* **Task objective**
Restate the full set of records exactly, word for word.
※ ※ ※
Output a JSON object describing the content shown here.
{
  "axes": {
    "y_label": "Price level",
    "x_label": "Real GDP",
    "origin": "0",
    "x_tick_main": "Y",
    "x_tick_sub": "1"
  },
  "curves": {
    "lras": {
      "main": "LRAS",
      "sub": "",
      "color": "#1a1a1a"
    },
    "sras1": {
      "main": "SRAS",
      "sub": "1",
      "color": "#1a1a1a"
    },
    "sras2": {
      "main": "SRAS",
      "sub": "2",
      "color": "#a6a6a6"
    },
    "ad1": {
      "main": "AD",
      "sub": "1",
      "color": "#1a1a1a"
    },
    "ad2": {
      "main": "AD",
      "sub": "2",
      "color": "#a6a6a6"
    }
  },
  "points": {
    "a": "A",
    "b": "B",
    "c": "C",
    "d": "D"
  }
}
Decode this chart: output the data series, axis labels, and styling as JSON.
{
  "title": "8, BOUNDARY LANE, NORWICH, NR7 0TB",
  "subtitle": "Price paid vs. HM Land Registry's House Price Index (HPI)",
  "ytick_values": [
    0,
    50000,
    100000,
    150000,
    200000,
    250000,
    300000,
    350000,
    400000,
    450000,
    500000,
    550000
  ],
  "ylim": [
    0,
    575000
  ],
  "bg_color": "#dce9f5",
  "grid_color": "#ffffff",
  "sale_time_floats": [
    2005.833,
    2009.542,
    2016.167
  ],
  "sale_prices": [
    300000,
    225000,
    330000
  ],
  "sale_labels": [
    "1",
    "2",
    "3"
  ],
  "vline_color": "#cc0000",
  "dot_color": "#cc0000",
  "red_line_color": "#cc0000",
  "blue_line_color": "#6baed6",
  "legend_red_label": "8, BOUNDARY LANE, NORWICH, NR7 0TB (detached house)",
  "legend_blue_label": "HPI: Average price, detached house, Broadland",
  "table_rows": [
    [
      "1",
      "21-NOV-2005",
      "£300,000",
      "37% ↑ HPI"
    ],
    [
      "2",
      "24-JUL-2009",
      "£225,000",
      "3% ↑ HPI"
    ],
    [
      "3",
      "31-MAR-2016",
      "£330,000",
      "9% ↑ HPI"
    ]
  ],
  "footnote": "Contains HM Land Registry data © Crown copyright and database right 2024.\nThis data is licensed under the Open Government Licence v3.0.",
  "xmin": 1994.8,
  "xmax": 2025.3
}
※ ※ ※
* **The completed task**
Output a JSON object describing the content shown here.
{
  "axes": {
    "y_label": "Price level",
    "x_label": "Real GDP",
    "origin": "0",
    "x_tick_main": "Y",
    "x_tick_sub": "1"
  },
  "curves": {
    "lras": {
      "main": "LRAS",
      "sub": "",
      "color": "#1a1a1a"
    },
    "sras1": {
      "main": "SRAS",
      "sub": "1",
      "color": "#1a1a1a"
    },
    "sras2": {
      "main": "SRAS",
      "sub": "2",
      "color": "#a6a6a6"
    },
    "ad1": {
      "main": "AD",
      "sub": "1",
      "color": "#1a1a1a"
    },
    "ad2": {
      "main": "AD",
      "sub": "2",
      "color": "#a6a6a6"
    }
  },
  "points": {
    "a": "A",
    "b": "B",
    "c": "C",
    "d": "D"
  }
}
Decode this chart: output the data series, axis labels, and styling as JSON.
{
  "title": "8, BOUNDARY LANE, NORWICH, NR7 0TB",
  "subtitle": "Price paid vs. HM Land Registry's House Price Index (HPI)",
  "ytick_values": [
    0,
    50000,
    100000,
    150000,
    200000,
    250000,
    300000,
    350000,
    400000,
    450000,
    500000,
    550000
  ],
  "ylim": [
    0,
    575000
  ],
  "bg_color": "#dce9f5",
  "grid_color": "#ffffff",
  "sale_time_floats": [
    2005.833,
    2009.542,
    2016.167
  ],
  "sale_prices": [
    300000,
    225000,
    330000
  ],
  "sale_labels": [
    "1",
    "2",
    "3"
  ],
  "vline_color": "#cc0000",
  "dot_color": "#cc0000",
  "red_line_color": "#cc0000",
  "blue_line_color": "#6baed6",
  "legend_red_label": "8, BOUNDARY LANE, NORWICH, NR7 0TB (detached house)",
  "legend_blue_label": "HPI: Average price, detached house, Broadland",
  "table_rows": [
    [
      "1",
      "21-NOV-2005",
      "£300,000",
      "37% ↑ HPI"
    ],
    [
      "2",
      "24-JUL-2009",
      "£225,000",
      "3% ↑ HPI"
    ],
    [
      "3",
      "31-MAR-2016",
      "£330,000",
      "9% ↑ HPI"
    ]
  ],
  "footnote": "Contains HM Land Registry data © Crown copyright and database right 2024.\nThis data is licensed under the Open Government Licence v3.0.",
  "xmin": 1994.8,
  "xmax": 2025.3
}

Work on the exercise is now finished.